**Short problem:** Present the lines of each row as a numbered list, omitting any blank lines.

**Stored rows:**

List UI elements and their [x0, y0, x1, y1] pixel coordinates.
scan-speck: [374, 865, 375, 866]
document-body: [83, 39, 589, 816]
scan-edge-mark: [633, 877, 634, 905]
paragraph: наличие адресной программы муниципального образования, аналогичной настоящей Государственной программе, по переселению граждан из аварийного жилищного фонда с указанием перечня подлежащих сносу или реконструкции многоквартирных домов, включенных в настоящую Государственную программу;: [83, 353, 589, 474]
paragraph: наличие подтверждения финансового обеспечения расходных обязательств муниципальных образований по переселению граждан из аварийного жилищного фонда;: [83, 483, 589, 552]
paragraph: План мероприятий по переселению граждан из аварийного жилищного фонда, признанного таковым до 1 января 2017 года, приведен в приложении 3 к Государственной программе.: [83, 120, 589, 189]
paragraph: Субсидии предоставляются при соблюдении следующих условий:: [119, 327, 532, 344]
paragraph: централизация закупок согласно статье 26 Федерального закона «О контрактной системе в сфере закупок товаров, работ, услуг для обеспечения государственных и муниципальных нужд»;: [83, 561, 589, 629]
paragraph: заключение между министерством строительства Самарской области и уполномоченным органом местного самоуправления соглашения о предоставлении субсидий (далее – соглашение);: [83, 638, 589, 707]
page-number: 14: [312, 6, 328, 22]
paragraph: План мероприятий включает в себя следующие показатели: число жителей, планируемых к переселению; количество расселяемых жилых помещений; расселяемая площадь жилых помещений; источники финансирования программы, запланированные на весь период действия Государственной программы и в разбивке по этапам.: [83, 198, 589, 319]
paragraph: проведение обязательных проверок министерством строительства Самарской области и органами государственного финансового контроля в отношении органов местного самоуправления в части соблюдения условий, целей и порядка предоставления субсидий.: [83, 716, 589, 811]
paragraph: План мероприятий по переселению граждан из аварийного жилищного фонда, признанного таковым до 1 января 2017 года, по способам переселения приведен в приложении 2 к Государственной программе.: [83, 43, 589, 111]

**Correct output:**
1. List UI elements and their [x0, y0, x1, y1] pixel coordinates.
2. scan-speck: [374, 865, 375, 866]
3. document-body: [83, 39, 589, 816]
4. scan-edge-mark: [633, 877, 634, 905]
5. paragraph: наличие адресной программы муниципального образования, аналогичной настоящей Государственной программе, по переселению граждан из аварийного жилищного фонда с указанием перечня подлежащих сносу или реконструкции многоквартирных домов, включенных в настоящую Государственную программу;: [83, 353, 589, 474]
6. paragraph: наличие подтверждения финансового обеспечения расходных обязательств муниципальных образований по переселению граждан из аварийного жилищного фонда;: [83, 483, 589, 552]
7. paragraph: План мероприятий по переселению граждан из аварийного жилищного фонда, признанного таковым до 1 января 2017 года, приведен в приложении 3 к Государственной программе.: [83, 120, 589, 189]
8. paragraph: Субсидии предоставляются при соблюдении следующих условий:: [119, 327, 532, 344]
9. paragraph: централизация закупок согласно статье 26 Федерального закона «О контрактной системе в сфере закупок товаров, работ, услуг для обеспечения государственных и муниципальных нужд»;: [83, 561, 589, 629]
10. paragraph: заключение между министерством строительства Самарской области и уполномоченным органом местного самоуправления соглашения о предоставлении субсидий (далее – соглашение);: [83, 638, 589, 707]
11. page-number: 14: [312, 6, 328, 22]
12. paragraph: План мероприятий включает в себя следующие показатели: число жителей, планируемых к переселению; количество расселяемых жилых помещений; расселяемая площадь жилых помещений; источники финансирования программы, запланированные на весь период действия Государственной программы и в разбивке по этапам.: [83, 198, 589, 319]
13. paragraph: проведение обязательных проверок министерством строительства Самарской области и органами государственного финансового контроля в отношении органов местного самоуправления в части соблюдения условий, целей и порядка предоставления субсидий.: [83, 716, 589, 811]
14. paragraph: План мероприятий по переселению граждан из аварийного жилищного фонда, признанного таковым до 1 января 2017 года, по способам переселения приведен в приложении 2 к Государственной программе.: [83, 43, 589, 111]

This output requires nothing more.